Exactly as written, please set down all of the entries again, with no pictures.

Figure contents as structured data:
****************
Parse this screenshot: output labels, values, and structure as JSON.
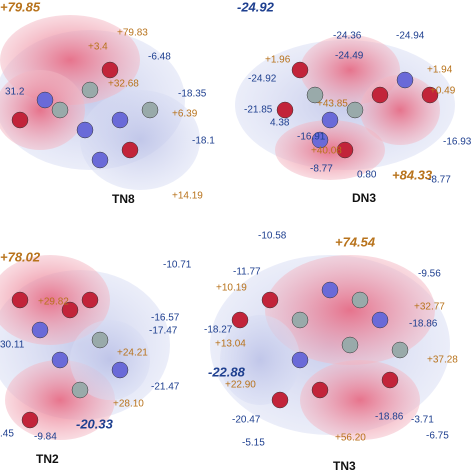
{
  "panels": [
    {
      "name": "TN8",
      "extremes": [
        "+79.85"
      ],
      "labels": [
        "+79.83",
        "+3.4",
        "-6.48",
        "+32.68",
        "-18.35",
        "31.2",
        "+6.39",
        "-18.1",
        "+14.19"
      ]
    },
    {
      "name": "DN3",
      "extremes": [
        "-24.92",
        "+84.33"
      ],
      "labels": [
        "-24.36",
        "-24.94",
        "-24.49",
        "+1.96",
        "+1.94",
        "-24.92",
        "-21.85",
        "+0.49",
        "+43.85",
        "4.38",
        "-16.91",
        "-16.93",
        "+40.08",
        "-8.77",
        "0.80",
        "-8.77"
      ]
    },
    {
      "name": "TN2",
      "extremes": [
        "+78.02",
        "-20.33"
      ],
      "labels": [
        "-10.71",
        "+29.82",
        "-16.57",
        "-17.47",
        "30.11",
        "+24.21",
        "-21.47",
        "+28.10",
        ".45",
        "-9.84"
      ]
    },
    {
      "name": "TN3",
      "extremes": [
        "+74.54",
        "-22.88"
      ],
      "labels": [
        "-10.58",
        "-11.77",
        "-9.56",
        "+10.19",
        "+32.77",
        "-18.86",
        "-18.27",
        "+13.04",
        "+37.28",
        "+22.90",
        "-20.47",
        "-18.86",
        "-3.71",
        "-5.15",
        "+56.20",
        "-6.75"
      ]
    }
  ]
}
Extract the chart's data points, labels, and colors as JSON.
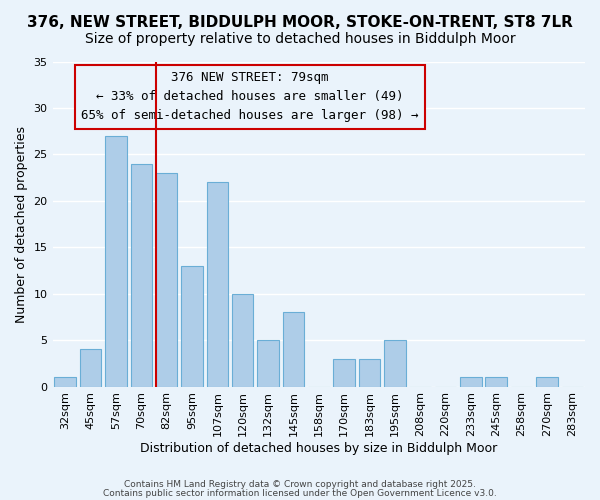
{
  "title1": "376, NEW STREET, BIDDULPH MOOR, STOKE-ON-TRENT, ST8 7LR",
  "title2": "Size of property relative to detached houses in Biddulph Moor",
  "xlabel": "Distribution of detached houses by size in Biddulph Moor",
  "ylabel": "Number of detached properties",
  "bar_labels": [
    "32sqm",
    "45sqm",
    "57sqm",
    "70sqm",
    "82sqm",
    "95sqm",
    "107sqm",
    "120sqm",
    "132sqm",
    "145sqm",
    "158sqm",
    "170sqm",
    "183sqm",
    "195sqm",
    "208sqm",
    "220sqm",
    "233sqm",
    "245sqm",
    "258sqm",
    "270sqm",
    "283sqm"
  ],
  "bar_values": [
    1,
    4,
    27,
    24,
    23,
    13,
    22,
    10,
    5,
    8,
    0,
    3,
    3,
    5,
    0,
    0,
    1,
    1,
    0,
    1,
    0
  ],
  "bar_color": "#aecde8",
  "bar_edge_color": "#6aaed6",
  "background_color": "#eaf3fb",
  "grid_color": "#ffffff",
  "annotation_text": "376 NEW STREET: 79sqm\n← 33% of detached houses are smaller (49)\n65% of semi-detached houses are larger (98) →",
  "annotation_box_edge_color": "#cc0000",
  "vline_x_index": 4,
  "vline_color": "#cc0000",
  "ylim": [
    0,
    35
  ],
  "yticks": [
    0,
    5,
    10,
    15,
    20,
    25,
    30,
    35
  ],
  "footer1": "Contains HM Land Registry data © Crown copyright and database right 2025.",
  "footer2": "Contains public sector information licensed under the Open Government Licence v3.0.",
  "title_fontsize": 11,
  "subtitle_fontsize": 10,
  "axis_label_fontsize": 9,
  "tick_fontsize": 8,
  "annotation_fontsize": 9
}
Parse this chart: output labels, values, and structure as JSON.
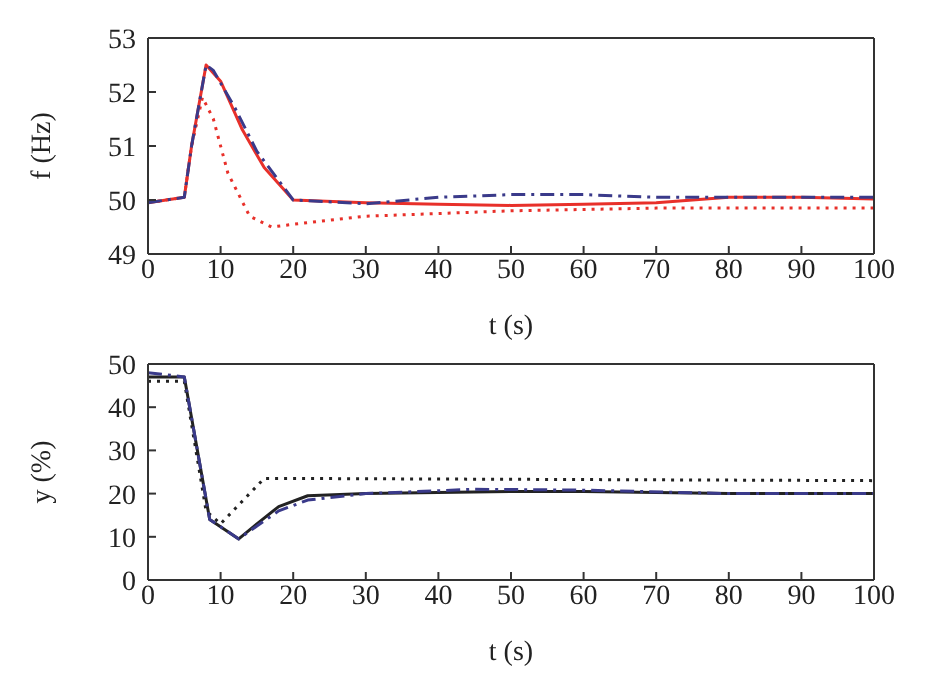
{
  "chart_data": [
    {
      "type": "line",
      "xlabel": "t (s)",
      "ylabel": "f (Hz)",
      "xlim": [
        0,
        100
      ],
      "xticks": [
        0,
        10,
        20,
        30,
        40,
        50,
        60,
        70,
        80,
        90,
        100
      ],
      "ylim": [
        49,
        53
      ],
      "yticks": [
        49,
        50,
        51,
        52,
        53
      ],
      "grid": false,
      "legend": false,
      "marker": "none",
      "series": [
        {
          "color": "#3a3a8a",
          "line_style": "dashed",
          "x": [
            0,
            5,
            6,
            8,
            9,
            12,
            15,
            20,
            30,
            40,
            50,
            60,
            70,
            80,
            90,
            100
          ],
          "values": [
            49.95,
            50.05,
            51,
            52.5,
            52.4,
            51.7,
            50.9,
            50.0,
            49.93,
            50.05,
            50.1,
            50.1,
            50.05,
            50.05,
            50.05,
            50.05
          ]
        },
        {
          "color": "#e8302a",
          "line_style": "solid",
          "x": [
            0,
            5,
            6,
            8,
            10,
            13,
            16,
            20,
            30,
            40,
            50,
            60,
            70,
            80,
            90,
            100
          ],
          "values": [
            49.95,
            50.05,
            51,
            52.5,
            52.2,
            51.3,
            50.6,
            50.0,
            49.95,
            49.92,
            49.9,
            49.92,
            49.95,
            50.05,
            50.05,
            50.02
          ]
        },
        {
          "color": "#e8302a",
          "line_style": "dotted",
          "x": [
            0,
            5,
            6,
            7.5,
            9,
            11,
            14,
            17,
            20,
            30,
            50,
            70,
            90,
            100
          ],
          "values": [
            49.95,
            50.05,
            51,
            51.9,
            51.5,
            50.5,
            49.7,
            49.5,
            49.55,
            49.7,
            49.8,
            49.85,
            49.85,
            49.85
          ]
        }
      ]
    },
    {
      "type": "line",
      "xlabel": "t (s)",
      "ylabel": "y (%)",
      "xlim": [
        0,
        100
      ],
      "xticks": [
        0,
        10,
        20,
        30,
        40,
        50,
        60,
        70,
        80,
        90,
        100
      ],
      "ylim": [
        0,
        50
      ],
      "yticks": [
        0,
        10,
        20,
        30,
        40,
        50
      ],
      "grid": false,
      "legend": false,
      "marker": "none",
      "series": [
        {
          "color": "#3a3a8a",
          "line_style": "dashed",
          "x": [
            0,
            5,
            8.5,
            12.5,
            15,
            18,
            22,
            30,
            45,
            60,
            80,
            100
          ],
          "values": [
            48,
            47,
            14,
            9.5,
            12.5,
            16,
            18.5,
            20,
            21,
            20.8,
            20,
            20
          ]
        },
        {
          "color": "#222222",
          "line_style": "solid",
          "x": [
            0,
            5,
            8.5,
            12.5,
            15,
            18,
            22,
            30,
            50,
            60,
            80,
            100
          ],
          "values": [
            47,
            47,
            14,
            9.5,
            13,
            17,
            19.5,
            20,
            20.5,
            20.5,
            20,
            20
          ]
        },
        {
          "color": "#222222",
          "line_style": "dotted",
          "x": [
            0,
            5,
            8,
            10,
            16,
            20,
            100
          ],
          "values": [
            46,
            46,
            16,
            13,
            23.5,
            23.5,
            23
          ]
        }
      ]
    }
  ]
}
****************
* [Written response]:
Parse this screenshot: output labels, values, and structure as JSON.
{
  "panels": [
    {
      "name": "TN8",
      "extremes": [
        "+79.85"
      ],
      "labels": [
        "+79.83",
        "+3.4",
        "-6.48",
        "+32.68",
        "-18.35",
        "31.2",
        "+6.39",
        "-18.1",
        "+14.19"
      ]
    },
    {
      "name": "DN3",
      "extremes": [
        "-24.92",
        "+84.33"
      ],
      "labels": [
        "-24.36",
        "-24.94",
        "-24.49",
        "+1.96",
        "+1.94",
        "-24.92",
        "-21.85",
        "+0.49",
        "+43.85",
        "4.38",
        "-16.91",
        "-16.93",
        "+40.08",
        "-8.77",
        "0.80",
        "-8.77"
      ]
    },
    {
      "name": "TN2",
      "extremes": [
        "+78.02",
        "-20.33"
      ],
      "labels": [
        "-10.71",
        "+29.82",
        "-16.57",
        "-17.47",
        "30.11",
        "+24.21",
        "-21.47",
        "+28.10",
        ".45",
        "-9.84"
      ]
    },
    {
      "name": "TN3",
      "extremes": [
        "+74.54",
        "-22.88"
      ],
      "labels": [
        "-10.58",
        "-11.77",
        "-9.56",
        "+10.19",
        "+32.77",
        "-18.86",
        "-18.27",
        "+13.04",
        "+37.28",
        "+22.90",
        "-20.47",
        "-18.86",
        "-3.71",
        "-5.15",
        "+56.20",
        "-6.75"
      ]
    }
  ]
}
Extract the chart's data points, labels, and colors as JSON.
{
  "title1": "376, NEW STREET, BIDDULPH MOOR, STOKE-ON-TRENT, ST8 7LR",
  "title2": "Size of property relative to detached houses in Biddulph Moor",
  "xlabel": "Distribution of detached houses by size in Biddulph Moor",
  "ylabel": "Number of detached properties",
  "bar_labels": [
    "32sqm",
    "45sqm",
    "57sqm",
    "70sqm",
    "82sqm",
    "95sqm",
    "107sqm",
    "120sqm",
    "132sqm",
    "145sqm",
    "158sqm",
    "170sqm",
    "183sqm",
    "195sqm",
    "208sqm",
    "220sqm",
    "233sqm",
    "245sqm",
    "258sqm",
    "270sqm",
    "283sqm"
  ],
  "bar_values": [
    1,
    4,
    27,
    24,
    23,
    13,
    22,
    10,
    5,
    8,
    0,
    3,
    3,
    5,
    0,
    0,
    1,
    1,
    0,
    1,
    0
  ],
  "bar_color": "#aecde8",
  "bar_edge_color": "#6aaed6",
  "background_color": "#eaf3fb",
  "grid_color": "#ffffff",
  "annotation_text": "376 NEW STREET: 79sqm\n← 33% of detached houses are smaller (49)\n65% of semi-detached houses are larger (98) →",
  "annotation_box_edge_color": "#cc0000",
  "vline_x_index": 4,
  "vline_color": "#cc0000",
  "ylim": [
    0,
    35
  ],
  "yticks": [
    0,
    5,
    10,
    15,
    20,
    25,
    30,
    35
  ],
  "footer1": "Contains HM Land Registry data © Crown copyright and database right 2025.",
  "footer2": "Contains public sector information licensed under the Open Government Licence v3.0.",
  "title_fontsize": 11,
  "subtitle_fontsize": 10,
  "axis_label_fontsize": 9,
  "tick_fontsize": 8,
  "annotation_fontsize": 9
}
Parse this chart: output labels, values, and structure as JSON.
{
  "chart_data": [
    {
      "type": "line",
      "xlabel": "t (s)",
      "ylabel": "f (Hz)",
      "xlim": [
        0,
        100
      ],
      "xticks": [
        0,
        10,
        20,
        30,
        40,
        50,
        60,
        70,
        80,
        90,
        100
      ],
      "ylim": [
        49,
        53
      ],
      "yticks": [
        49,
        50,
        51,
        52,
        53
      ],
      "grid": false,
      "legend": false,
      "marker": "none",
      "series": [
        {
          "color": "#3a3a8a",
          "line_style": "dashed",
          "x": [
            0,
            5,
            6,
            8,
            9,
            12,
            15,
            20,
            30,
            40,
            50,
            60,
            70,
            80,
            90,
            100
          ],
          "values": [
            49.95,
            50.05,
            51,
            52.5,
            52.4,
            51.7,
            50.9,
            50.0,
            49.93,
            50.05,
            50.1,
            50.1,
            50.05,
            50.05,
            50.05,
            50.05
          ]
        },
        {
          "color": "#e8302a",
          "line_style": "solid",
          "x": [
            0,
            5,
            6,
            8,
            10,
            13,
            16,
            20,
            30,
            40,
            50,
            60,
            70,
            80,
            90,
            100
          ],
          "values": [
            49.95,
            50.05,
            51,
            52.5,
            52.2,
            51.3,
            50.6,
            50.0,
            49.95,
            49.92,
            49.9,
            49.92,
            49.95,
            50.05,
            50.05,
            50.02
          ]
        },
        {
          "color": "#e8302a",
          "line_style": "dotted",
          "x": [
            0,
            5,
            6,
            7.5,
            9,
            11,
            14,
            17,
            20,
            30,
            50,
            70,
            90,
            100
          ],
          "values": [
            49.95,
            50.05,
            51,
            51.9,
            51.5,
            50.5,
            49.7,
            49.5,
            49.55,
            49.7,
            49.8,
            49.85,
            49.85,
            49.85
          ]
        }
      ]
    },
    {
      "type": "line",
      "xlabel": "t (s)",
      "ylabel": "y (%)",
      "xlim": [
        0,
        100
      ],
      "xticks": [
        0,
        10,
        20,
        30,
        40,
        50,
        60,
        70,
        80,
        90,
        100
      ],
      "ylim": [
        0,
        50
      ],
      "yticks": [
        0,
        10,
        20,
        30,
        40,
        50
      ],
      "grid": false,
      "legend": false,
      "marker": "none",
      "series": [
        {
          "color": "#3a3a8a",
          "line_style": "dashed",
          "x": [
            0,
            5,
            8.5,
            12.5,
            15,
            18,
            22,
            30,
            45,
            60,
            80,
            100
          ],
          "values": [
            48,
            47,
            14,
            9.5,
            12.5,
            16,
            18.5,
            20,
            21,
            20.8,
            20,
            20
          ]
        },
        {
          "color": "#222222",
          "line_style": "solid",
          "x": [
            0,
            5,
            8.5,
            12.5,
            15,
            18,
            22,
            30,
            50,
            60,
            80,
            100
          ],
          "values": [
            47,
            47,
            14,
            9.5,
            13,
            17,
            19.5,
            20,
            20.5,
            20.5,
            20,
            20
          ]
        },
        {
          "color": "#222222",
          "line_style": "dotted",
          "x": [
            0,
            5,
            8,
            10,
            16,
            20,
            100
          ],
          "values": [
            46,
            46,
            16,
            13,
            23.5,
            23.5,
            23
          ]
        }
      ]
    }
  ]
}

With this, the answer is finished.